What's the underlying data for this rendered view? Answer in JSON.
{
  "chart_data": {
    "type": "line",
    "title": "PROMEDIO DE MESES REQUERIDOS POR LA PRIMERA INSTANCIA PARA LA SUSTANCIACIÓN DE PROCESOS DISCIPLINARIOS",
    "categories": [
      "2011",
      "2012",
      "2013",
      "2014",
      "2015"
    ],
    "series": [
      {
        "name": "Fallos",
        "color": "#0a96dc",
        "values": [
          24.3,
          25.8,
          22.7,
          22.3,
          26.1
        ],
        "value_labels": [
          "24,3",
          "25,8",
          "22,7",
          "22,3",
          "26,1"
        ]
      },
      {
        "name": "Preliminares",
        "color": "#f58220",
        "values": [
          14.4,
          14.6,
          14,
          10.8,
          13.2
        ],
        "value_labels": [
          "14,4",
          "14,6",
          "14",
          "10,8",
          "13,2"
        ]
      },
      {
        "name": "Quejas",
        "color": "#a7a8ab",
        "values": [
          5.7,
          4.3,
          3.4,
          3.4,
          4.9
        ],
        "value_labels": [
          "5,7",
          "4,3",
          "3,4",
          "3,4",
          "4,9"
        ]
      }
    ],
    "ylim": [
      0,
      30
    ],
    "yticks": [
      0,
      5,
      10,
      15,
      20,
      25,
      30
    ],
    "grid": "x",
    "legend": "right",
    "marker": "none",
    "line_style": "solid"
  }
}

PROMPT: Copy each entry exactly, with nothing added or dropped.

FULL SOLUTION:
What's the underlying data for this rendered view? Answer in JSON.
{
  "chart_data": {
    "type": "line",
    "title": "PROMEDIO DE MESES REQUERIDOS POR LA PRIMERA INSTANCIA PARA LA SUSTANCIACIÓN DE PROCESOS DISCIPLINARIOS",
    "categories": [
      "2011",
      "2012",
      "2013",
      "2014",
      "2015"
    ],
    "series": [
      {
        "name": "Fallos",
        "color": "#0a96dc",
        "values": [
          24.3,
          25.8,
          22.7,
          22.3,
          26.1
        ],
        "value_labels": [
          "24,3",
          "25,8",
          "22,7",
          "22,3",
          "26,1"
        ]
      },
      {
        "name": "Preliminares",
        "color": "#f58220",
        "values": [
          14.4,
          14.6,
          14,
          10.8,
          13.2
        ],
        "value_labels": [
          "14,4",
          "14,6",
          "14",
          "10,8",
          "13,2"
        ]
      },
      {
        "name": "Quejas",
        "color": "#a7a8ab",
        "values": [
          5.7,
          4.3,
          3.4,
          3.4,
          4.9
        ],
        "value_labels": [
          "5,7",
          "4,3",
          "3,4",
          "3,4",
          "4,9"
        ]
      }
    ],
    "ylim": [
      0,
      30
    ],
    "yticks": [
      0,
      5,
      10,
      15,
      20,
      25,
      30
    ],
    "grid": "x",
    "legend": "right",
    "marker": "none",
    "line_style": "solid"
  }
}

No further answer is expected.